• Brief:
Scan the listing below. Report each line that includes "animation".

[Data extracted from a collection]

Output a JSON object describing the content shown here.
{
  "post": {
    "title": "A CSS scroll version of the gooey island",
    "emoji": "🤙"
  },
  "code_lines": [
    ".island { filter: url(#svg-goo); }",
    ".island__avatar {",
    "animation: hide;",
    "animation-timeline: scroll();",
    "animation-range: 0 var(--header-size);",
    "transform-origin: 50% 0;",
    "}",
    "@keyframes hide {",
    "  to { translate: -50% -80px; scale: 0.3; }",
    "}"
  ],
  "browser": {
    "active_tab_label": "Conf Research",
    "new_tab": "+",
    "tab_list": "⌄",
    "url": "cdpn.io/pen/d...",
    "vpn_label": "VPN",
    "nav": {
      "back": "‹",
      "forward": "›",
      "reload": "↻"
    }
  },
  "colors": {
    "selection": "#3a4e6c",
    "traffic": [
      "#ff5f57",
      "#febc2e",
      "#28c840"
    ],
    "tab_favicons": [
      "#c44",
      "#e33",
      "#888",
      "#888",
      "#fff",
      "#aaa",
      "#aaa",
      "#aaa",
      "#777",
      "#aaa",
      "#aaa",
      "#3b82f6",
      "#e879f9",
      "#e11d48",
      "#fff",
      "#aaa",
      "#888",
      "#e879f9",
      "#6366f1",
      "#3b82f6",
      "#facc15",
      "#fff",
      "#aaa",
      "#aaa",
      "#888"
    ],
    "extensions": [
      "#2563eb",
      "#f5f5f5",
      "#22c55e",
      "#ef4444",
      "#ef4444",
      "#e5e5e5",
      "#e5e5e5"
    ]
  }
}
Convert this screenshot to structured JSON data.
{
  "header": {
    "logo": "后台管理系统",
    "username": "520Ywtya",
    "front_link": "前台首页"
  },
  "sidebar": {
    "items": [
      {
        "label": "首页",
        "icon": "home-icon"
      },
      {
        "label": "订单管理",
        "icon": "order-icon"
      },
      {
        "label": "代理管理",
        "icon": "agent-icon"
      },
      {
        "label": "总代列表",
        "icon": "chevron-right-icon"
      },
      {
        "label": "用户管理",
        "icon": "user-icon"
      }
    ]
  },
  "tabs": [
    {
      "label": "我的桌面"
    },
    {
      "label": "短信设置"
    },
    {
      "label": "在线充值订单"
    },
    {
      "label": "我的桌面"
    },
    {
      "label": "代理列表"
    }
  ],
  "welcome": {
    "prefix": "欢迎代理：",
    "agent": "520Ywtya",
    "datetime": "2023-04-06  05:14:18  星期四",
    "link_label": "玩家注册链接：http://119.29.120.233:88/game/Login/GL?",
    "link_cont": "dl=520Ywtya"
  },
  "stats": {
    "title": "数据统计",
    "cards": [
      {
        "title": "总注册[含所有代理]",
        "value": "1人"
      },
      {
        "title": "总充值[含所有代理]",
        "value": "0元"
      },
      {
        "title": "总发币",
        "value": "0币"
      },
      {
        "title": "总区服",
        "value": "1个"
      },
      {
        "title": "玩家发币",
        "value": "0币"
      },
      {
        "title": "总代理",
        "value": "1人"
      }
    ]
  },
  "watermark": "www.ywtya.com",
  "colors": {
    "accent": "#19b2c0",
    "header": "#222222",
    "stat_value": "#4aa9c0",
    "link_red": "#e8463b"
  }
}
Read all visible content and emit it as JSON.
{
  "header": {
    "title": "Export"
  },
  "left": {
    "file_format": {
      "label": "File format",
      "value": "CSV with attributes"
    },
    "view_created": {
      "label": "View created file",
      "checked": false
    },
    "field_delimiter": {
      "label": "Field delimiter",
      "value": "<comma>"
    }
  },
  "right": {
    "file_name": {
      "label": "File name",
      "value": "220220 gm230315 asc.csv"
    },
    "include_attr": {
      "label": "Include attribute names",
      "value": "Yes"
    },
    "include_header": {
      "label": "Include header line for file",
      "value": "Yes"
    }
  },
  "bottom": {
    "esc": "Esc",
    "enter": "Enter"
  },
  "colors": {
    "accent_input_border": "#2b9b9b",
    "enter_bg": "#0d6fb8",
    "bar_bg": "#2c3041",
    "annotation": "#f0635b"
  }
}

• Response to this exercise:
    "animation: hide;",
    "animation-timeline: scroll();",
    "animation-range: 0 var(--header-size);",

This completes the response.